- _REQUIRED TASK_: Write out the records again, exactly, leaving none out.

- _Entries with figure data_:
_ _ _ _ _ _ _

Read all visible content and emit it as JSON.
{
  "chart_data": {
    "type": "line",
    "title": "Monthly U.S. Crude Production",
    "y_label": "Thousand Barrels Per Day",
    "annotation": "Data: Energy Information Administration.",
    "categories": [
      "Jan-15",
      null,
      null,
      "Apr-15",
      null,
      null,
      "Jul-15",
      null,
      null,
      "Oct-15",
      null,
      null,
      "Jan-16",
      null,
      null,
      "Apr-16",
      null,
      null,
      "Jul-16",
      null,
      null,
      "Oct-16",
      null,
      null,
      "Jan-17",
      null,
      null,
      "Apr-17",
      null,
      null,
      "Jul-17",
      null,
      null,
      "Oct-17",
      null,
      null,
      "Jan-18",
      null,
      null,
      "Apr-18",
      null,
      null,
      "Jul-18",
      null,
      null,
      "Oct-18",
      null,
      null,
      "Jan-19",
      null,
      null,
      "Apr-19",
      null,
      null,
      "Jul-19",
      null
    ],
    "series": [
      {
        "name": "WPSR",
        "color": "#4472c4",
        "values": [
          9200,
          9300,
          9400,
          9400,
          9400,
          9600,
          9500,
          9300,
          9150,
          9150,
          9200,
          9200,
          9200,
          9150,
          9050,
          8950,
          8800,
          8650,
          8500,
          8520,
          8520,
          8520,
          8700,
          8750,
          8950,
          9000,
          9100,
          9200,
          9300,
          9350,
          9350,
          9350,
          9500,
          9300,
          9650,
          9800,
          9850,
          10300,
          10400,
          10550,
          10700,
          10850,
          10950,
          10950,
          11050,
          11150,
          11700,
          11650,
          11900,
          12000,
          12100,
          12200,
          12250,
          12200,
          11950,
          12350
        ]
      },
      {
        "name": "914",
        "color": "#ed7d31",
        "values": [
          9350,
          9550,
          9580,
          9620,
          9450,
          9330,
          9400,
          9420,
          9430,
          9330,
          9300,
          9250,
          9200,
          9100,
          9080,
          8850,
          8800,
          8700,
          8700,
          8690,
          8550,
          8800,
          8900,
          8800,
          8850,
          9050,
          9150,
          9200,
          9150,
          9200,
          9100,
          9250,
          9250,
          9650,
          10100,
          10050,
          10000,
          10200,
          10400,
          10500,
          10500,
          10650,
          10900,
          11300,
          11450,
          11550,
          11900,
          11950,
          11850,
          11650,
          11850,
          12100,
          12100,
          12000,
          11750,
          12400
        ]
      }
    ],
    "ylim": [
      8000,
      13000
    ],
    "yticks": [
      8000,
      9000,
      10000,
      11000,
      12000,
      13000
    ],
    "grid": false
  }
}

_ _ _ _ _ _ _

- _TASK OUTPUT_:
Read all visible content and emit it as JSON.
{
  "chart_data": {
    "type": "line",
    "title": "Monthly U.S. Crude Production",
    "y_label": "Thousand Barrels Per Day",
    "annotation": "Data: Energy Information Administration.",
    "categories": [
      "Jan-15",
      null,
      null,
      "Apr-15",
      null,
      null,
      "Jul-15",
      null,
      null,
      "Oct-15",
      null,
      null,
      "Jan-16",
      null,
      null,
      "Apr-16",
      null,
      null,
      "Jul-16",
      null,
      null,
      "Oct-16",
      null,
      null,
      "Jan-17",
      null,
      null,
      "Apr-17",
      null,
      null,
      "Jul-17",
      null,
      null,
      "Oct-17",
      null,
      null,
      "Jan-18",
      null,
      null,
      "Apr-18",
      null,
      null,
      "Jul-18",
      null,
      null,
      "Oct-18",
      null,
      null,
      "Jan-19",
      null,
      null,
      "Apr-19",
      null,
      null,
      "Jul-19",
      null
    ],
    "series": [
      {
        "name": "WPSR",
        "color": "#4472c4",
        "values": [
          9200,
          9300,
          9400,
          9400,
          9400,
          9600,
          9500,
          9300,
          9150,
          9150,
          9200,
          9200,
          9200,
          9150,
          9050,
          8950,
          8800,
          8650,
          8500,
          8520,
          8520,
          8520,
          8700,
          8750,
          8950,
          9000,
          9100,
          9200,
          9300,
          9350,
          9350,
          9350,
          9500,
          9300,
          9650,
          9800,
          9850,
          10300,
          10400,
          10550,
          10700,
          10850,
          10950,
          10950,
          11050,
          11150,
          11700,
          11650,
          11900,
          12000,
          12100,
          12200,
          12250,
          12200,
          11950,
          12350
        ]
      },
      {
        "name": "914",
        "color": "#ed7d31",
        "values": [
          9350,
          9550,
          9580,
          9620,
          9450,
          9330,
          9400,
          9420,
          9430,
          9330,
          9300,
          9250,
          9200,
          9100,
          9080,
          8850,
          8800,
          8700,
          8700,
          8690,
          8550,
          8800,
          8900,
          8800,
          8850,
          9050,
          9150,
          9200,
          9150,
          9200,
          9100,
          9250,
          9250,
          9650,
          10100,
          10050,
          10000,
          10200,
          10400,
          10500,
          10500,
          10650,
          10900,
          11300,
          11450,
          11550,
          11900,
          11950,
          11850,
          11650,
          11850,
          12100,
          12100,
          12000,
          11750,
          12400
        ]
      }
    ],
    "ylim": [
      8000,
      13000
    ],
    "yticks": [
      8000,
      9000,
      10000,
      11000,
      12000,
      13000
    ],
    "grid": false
  }
}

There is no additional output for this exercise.